- [SHORT PROBLEM]
The listing below should be written out exactly; please include all of it.

%%

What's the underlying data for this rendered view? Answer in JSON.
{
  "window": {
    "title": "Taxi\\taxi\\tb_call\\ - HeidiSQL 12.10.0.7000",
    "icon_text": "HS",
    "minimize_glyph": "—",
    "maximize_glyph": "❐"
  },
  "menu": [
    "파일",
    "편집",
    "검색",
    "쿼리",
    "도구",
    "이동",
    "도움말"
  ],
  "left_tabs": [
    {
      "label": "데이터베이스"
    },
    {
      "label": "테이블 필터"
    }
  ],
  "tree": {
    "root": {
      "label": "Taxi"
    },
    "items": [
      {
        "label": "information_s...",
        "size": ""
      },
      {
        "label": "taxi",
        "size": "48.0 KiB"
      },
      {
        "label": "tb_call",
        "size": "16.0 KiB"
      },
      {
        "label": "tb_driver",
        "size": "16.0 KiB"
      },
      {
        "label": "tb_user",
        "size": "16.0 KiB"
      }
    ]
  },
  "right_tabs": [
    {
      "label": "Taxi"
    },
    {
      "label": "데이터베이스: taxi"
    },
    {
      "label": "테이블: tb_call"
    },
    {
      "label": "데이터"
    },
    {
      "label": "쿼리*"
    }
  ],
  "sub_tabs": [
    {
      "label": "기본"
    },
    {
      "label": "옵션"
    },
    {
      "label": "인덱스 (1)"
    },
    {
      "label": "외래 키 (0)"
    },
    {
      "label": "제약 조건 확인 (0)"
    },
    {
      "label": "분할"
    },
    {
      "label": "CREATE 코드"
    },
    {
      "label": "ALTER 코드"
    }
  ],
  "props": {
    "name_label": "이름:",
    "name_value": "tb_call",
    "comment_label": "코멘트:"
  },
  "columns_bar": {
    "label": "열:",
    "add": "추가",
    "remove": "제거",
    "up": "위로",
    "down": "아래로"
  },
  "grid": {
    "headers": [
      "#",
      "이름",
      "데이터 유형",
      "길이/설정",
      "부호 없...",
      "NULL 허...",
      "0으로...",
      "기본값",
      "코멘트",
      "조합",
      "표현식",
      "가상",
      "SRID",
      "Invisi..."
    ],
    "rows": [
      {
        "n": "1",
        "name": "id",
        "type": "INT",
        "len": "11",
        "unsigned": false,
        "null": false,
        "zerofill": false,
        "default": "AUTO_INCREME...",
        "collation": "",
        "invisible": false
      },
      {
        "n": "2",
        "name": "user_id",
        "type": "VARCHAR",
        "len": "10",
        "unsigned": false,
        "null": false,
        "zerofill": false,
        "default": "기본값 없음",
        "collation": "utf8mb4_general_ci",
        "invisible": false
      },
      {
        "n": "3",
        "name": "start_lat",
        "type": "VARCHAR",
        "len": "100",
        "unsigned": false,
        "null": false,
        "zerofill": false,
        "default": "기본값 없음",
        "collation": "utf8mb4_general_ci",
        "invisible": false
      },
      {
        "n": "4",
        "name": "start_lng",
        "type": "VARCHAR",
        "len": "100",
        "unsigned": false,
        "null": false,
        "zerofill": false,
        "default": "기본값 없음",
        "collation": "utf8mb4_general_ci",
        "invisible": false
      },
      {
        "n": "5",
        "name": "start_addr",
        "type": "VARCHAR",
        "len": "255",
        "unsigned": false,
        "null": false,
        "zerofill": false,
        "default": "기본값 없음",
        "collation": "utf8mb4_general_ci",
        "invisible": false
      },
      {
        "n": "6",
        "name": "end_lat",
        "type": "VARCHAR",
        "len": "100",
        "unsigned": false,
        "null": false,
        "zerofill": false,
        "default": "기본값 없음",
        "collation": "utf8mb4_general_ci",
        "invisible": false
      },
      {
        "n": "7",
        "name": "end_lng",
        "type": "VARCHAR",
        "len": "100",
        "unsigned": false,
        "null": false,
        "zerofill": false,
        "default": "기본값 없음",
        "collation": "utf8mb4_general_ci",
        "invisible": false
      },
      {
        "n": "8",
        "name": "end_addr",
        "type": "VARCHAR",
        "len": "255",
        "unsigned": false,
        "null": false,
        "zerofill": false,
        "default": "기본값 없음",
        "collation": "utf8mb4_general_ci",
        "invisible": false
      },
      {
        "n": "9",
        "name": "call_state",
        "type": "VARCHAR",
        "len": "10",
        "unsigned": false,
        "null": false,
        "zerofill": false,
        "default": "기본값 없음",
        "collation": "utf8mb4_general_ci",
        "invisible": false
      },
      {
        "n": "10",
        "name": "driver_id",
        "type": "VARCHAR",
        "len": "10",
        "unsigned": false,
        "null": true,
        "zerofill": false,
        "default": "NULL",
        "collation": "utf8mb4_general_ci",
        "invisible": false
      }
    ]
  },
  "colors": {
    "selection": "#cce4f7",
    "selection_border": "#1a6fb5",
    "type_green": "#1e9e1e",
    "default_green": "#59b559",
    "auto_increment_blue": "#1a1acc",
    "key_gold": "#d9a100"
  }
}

%%

- [FINAL RESULT]
What's the underlying data for this rendered view? Answer in JSON.
{
  "window": {
    "title": "Taxi\\taxi\\tb_call\\ - HeidiSQL 12.10.0.7000",
    "icon_text": "HS",
    "minimize_glyph": "—",
    "maximize_glyph": "❐"
  },
  "menu": [
    "파일",
    "편집",
    "검색",
    "쿼리",
    "도구",
    "이동",
    "도움말"
  ],
  "left_tabs": [
    {
      "label": "데이터베이스"
    },
    {
      "label": "테이블 필터"
    }
  ],
  "tree": {
    "root": {
      "label": "Taxi"
    },
    "items": [
      {
        "label": "information_s...",
        "size": ""
      },
      {
        "label": "taxi",
        "size": "48.0 KiB"
      },
      {
        "label": "tb_call",
        "size": "16.0 KiB"
      },
      {
        "label": "tb_driver",
        "size": "16.0 KiB"
      },
      {
        "label": "tb_user",
        "size": "16.0 KiB"
      }
    ]
  },
  "right_tabs": [
    {
      "label": "Taxi"
    },
    {
      "label": "데이터베이스: taxi"
    },
    {
      "label": "테이블: tb_call"
    },
    {
      "label": "데이터"
    },
    {
      "label": "쿼리*"
    }
  ],
  "sub_tabs": [
    {
      "label": "기본"
    },
    {
      "label": "옵션"
    },
    {
      "label": "인덱스 (1)"
    },
    {
      "label": "외래 키 (0)"
    },
    {
      "label": "제약 조건 확인 (0)"
    },
    {
      "label": "분할"
    },
    {
      "label": "CREATE 코드"
    },
    {
      "label": "ALTER 코드"
    }
  ],
  "props": {
    "name_label": "이름:",
    "name_value": "tb_call",
    "comment_label": "코멘트:"
  },
  "columns_bar": {
    "label": "열:",
    "add": "추가",
    "remove": "제거",
    "up": "위로",
    "down": "아래로"
  },
  "grid": {
    "headers": [
      "#",
      "이름",
      "데이터 유형",
      "길이/설정",
      "부호 없...",
      "NULL 허...",
      "0으로...",
      "기본값",
      "코멘트",
      "조합",
      "표현식",
      "가상",
      "SRID",
      "Invisi..."
    ],
    "rows": [
      {
        "n": "1",
        "name": "id",
        "type": "INT",
        "len": "11",
        "unsigned": false,
        "null": false,
        "zerofill": false,
        "default": "AUTO_INCREME...",
        "collation": "",
        "invisible": false
      },
      {
        "n": "2",
        "name": "user_id",
        "type": "VARCHAR",
        "len": "10",
        "unsigned": false,
        "null": false,
        "zerofill": false,
        "default": "기본값 없음",
        "collation": "utf8mb4_general_ci",
        "invisible": false
      },
      {
        "n": "3",
        "name": "start_lat",
        "type": "VARCHAR",
        "len": "100",
        "unsigned": false,
        "null": false,
        "zerofill": false,
        "default": "기본값 없음",
        "collation": "utf8mb4_general_ci",
        "invisible": false
      },
      {
        "n": "4",
        "name": "start_lng",
        "type": "VARCHAR",
        "len": "100",
        "unsigned": false,
        "null": false,
        "zerofill": false,
        "default": "기본값 없음",
        "collation": "utf8mb4_general_ci",
        "invisible": false
      },
      {
        "n": "5",
        "name": "start_addr",
        "type": "VARCHAR",
        "len": "255",
        "unsigned": false,
        "null": false,
        "zerofill": false,
        "default": "기본값 없음",
        "collation": "utf8mb4_general_ci",
        "invisible": false
      },
      {
        "n": "6",
        "name": "end_lat",
        "type": "VARCHAR",
        "len": "100",
        "unsigned": false,
        "null": false,
        "zerofill": false,
        "default": "기본값 없음",
        "collation": "utf8mb4_general_ci",
        "invisible": false
      },
      {
        "n": "7",
        "name": "end_lng",
        "type": "VARCHAR",
        "len": "100",
        "unsigned": false,
        "null": false,
        "zerofill": false,
        "default": "기본값 없음",
        "collation": "utf8mb4_general_ci",
        "invisible": false
      },
      {
        "n": "8",
        "name": "end_addr",
        "type": "VARCHAR",
        "len": "255",
        "unsigned": false,
        "null": false,
        "zerofill": false,
        "default": "기본값 없음",
        "collation": "utf8mb4_general_ci",
        "invisible": false
      },
      {
        "n": "9",
        "name": "call_state",
        "type": "VARCHAR",
        "len": "10",
        "unsigned": false,
        "null": false,
        "zerofill": false,
        "default": "기본값 없음",
        "collation": "utf8mb4_general_ci",
        "invisible": false
      },
      {
        "n": "10",
        "name": "driver_id",
        "type": "VARCHAR",
        "len": "10",
        "unsigned": false,
        "null": true,
        "zerofill": false,
        "default": "NULL",
        "collation": "utf8mb4_general_ci",
        "invisible": false
      }
    ]
  },
  "colors": {
    "selection": "#cce4f7",
    "selection_border": "#1a6fb5",
    "type_green": "#1e9e1e",
    "default_green": "#59b559",
    "auto_increment_blue": "#1a1acc",
    "key_gold": "#d9a100"
  }
}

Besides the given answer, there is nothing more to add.